[Begin]
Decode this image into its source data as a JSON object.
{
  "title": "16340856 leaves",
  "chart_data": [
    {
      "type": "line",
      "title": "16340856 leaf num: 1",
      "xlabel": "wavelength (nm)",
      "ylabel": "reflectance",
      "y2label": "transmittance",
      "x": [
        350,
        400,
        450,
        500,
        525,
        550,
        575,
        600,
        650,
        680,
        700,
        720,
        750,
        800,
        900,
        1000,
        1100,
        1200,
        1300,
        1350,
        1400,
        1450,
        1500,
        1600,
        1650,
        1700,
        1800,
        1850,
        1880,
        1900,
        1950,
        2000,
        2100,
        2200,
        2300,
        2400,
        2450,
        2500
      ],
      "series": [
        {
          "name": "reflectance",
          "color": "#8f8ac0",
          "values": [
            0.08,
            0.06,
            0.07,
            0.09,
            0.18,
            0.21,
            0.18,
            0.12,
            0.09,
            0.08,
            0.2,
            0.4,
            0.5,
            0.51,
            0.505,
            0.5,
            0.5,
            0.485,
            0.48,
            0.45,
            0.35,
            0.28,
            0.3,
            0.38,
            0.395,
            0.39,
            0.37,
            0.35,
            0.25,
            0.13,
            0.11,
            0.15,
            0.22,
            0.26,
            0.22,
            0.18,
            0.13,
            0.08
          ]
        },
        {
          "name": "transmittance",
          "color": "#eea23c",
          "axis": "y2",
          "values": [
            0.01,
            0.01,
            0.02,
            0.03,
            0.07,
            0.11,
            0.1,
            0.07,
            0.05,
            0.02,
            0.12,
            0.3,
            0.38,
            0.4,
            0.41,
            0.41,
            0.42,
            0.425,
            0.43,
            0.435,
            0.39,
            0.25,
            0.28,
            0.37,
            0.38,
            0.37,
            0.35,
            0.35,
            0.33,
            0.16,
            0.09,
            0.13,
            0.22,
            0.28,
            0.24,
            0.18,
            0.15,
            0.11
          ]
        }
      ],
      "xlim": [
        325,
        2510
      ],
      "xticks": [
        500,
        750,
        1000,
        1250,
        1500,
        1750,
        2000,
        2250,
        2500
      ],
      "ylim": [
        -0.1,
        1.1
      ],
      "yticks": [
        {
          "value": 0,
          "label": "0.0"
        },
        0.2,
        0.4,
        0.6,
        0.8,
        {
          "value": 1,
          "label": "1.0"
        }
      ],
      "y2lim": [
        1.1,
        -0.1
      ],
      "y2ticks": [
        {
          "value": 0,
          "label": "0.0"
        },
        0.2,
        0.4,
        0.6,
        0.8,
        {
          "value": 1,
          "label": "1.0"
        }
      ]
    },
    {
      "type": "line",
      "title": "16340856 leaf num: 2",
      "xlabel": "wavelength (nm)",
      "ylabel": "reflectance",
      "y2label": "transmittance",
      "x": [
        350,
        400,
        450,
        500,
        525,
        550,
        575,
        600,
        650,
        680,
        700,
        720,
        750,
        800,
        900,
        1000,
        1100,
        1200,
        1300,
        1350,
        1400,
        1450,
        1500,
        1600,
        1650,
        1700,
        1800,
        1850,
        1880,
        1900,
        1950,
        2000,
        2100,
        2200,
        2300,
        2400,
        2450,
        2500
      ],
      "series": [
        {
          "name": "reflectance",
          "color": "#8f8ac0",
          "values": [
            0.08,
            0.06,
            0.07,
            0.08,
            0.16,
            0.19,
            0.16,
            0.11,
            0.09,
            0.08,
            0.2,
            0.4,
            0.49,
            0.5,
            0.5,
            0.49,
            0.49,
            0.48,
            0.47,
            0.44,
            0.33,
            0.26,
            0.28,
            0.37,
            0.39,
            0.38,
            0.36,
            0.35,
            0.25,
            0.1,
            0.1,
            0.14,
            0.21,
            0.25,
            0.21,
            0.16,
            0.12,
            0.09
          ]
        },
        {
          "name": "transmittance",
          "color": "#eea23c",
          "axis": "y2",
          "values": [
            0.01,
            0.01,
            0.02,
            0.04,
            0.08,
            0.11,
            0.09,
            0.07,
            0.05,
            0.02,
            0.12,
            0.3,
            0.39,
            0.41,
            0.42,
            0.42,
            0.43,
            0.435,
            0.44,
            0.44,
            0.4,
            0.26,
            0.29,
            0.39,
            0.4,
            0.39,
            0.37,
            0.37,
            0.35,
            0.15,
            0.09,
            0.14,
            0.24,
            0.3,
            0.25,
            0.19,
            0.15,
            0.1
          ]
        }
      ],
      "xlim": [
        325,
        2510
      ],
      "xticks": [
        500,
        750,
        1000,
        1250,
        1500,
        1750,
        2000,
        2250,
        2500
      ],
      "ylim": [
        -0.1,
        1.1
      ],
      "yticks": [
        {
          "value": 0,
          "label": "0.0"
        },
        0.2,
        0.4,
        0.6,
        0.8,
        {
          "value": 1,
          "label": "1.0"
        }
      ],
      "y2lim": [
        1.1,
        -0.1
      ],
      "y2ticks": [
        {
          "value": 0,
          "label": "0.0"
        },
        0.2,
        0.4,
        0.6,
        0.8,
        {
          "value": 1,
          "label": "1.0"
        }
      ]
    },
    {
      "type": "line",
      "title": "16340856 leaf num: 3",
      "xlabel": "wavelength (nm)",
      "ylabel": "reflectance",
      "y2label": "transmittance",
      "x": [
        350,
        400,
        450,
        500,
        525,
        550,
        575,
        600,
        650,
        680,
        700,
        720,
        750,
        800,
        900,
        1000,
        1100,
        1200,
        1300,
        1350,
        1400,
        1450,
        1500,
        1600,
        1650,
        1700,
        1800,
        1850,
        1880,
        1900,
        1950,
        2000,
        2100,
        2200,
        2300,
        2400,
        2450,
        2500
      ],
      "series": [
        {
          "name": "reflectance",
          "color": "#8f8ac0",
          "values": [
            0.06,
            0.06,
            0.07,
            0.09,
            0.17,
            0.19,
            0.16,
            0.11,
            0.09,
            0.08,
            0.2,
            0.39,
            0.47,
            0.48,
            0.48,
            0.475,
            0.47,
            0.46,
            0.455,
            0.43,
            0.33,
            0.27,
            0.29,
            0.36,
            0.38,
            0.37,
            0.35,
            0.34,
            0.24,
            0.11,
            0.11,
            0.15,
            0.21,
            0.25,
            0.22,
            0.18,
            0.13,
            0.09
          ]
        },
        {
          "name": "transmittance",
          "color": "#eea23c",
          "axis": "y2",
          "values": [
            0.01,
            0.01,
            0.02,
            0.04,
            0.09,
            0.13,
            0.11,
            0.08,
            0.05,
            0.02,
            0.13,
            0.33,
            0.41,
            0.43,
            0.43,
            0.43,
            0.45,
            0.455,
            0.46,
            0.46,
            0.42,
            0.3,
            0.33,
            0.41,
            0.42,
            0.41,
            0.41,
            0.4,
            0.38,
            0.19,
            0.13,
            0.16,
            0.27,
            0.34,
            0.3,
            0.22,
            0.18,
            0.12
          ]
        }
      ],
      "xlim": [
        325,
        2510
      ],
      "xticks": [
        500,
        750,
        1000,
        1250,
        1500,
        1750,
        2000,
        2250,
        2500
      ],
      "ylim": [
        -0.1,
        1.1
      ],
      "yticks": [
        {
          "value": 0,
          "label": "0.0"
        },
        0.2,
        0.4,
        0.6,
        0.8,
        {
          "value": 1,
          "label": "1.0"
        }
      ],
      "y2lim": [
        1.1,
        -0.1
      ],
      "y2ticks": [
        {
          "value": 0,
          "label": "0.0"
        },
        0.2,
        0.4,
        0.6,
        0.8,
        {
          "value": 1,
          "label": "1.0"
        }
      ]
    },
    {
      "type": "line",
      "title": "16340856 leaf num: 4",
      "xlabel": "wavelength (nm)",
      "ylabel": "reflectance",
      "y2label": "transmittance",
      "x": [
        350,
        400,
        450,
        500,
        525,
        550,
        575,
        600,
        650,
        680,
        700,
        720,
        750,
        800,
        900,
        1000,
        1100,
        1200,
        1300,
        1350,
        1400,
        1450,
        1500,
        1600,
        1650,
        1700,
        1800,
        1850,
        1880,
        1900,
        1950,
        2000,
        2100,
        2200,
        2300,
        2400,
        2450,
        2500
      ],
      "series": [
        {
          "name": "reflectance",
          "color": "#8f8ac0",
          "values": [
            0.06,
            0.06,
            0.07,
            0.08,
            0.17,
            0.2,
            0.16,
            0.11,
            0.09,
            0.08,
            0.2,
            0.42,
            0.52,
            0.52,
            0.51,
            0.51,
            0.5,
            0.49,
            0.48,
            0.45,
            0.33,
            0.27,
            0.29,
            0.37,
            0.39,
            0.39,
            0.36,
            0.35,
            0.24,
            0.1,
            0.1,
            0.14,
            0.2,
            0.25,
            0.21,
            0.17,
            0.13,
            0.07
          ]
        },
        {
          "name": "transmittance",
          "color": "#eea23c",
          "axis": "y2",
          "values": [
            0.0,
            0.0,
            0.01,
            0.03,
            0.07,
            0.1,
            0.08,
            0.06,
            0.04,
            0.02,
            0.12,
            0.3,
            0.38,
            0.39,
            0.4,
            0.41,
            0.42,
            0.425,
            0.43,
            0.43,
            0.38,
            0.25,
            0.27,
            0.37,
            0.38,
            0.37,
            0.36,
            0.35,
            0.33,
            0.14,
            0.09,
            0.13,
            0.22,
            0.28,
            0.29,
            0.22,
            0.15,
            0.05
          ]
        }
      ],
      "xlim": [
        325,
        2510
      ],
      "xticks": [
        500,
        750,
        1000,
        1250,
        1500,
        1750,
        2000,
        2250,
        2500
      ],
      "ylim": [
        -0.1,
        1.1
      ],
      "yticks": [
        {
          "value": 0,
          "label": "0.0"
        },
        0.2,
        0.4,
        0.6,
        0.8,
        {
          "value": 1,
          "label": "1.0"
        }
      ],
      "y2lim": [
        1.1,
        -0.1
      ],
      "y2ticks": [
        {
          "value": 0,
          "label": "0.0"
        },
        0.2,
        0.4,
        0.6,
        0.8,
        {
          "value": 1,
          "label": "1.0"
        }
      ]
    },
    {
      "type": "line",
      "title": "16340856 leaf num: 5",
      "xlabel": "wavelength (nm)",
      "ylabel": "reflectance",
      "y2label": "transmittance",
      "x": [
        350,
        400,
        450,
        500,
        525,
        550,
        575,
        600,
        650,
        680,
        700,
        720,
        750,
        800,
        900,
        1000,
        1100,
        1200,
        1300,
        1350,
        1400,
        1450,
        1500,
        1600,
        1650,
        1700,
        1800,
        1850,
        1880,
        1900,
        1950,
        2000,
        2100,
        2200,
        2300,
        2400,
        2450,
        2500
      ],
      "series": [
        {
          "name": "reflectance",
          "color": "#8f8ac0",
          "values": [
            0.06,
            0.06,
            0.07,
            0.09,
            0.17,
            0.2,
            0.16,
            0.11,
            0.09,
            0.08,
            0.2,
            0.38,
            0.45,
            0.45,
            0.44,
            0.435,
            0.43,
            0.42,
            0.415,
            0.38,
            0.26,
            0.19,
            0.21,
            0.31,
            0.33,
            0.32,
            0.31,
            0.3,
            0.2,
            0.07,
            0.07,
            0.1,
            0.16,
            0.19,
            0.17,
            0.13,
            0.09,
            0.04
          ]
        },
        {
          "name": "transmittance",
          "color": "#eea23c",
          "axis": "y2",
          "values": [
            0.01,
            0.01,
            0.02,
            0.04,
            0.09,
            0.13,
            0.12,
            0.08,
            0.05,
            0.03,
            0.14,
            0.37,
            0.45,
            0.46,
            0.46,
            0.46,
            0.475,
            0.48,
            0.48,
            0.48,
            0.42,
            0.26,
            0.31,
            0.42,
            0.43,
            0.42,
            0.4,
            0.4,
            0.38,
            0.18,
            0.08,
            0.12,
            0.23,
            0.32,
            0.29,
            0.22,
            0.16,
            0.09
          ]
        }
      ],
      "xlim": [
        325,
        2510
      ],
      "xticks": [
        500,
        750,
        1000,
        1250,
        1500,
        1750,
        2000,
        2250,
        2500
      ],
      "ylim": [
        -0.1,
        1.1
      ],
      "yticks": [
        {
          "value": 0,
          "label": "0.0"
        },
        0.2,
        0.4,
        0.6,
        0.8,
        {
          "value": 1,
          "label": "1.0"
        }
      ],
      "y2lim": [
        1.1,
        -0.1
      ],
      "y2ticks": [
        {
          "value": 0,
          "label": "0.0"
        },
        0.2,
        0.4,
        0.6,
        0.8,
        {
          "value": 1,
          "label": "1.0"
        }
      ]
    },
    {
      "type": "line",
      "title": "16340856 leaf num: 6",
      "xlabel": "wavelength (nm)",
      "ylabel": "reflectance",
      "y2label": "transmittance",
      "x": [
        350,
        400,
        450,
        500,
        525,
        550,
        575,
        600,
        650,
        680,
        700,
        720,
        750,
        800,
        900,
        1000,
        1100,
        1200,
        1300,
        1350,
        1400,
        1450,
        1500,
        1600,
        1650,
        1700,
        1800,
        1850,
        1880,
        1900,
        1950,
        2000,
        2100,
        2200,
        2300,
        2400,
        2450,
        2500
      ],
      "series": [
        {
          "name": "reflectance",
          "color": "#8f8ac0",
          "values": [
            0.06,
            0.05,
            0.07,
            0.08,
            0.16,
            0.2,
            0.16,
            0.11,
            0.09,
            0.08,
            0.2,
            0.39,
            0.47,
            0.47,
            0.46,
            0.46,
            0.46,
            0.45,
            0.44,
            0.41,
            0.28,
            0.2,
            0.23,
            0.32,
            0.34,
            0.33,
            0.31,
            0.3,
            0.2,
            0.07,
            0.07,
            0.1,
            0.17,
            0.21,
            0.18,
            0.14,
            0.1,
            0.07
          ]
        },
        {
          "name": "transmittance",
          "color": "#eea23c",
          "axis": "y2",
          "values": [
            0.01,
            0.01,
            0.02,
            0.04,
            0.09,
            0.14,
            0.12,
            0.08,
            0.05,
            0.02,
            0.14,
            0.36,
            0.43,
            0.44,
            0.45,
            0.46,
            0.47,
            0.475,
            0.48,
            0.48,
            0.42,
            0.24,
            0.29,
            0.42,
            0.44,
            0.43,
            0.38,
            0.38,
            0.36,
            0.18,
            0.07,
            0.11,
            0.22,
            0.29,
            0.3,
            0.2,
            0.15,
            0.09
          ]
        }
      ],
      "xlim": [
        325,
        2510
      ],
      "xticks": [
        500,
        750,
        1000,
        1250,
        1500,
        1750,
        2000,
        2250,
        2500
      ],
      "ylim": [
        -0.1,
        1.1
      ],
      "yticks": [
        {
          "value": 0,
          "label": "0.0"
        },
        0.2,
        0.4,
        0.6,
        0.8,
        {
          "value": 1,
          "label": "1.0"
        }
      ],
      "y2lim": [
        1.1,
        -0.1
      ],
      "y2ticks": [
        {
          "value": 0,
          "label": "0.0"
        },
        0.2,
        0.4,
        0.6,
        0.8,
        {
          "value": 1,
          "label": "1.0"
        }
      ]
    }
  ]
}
[End]
> _TASK PROMPT_: Count the lines in the entries above that include the string "leaf", then give only that figure.

> _WRITTEN SOLUTION_: 6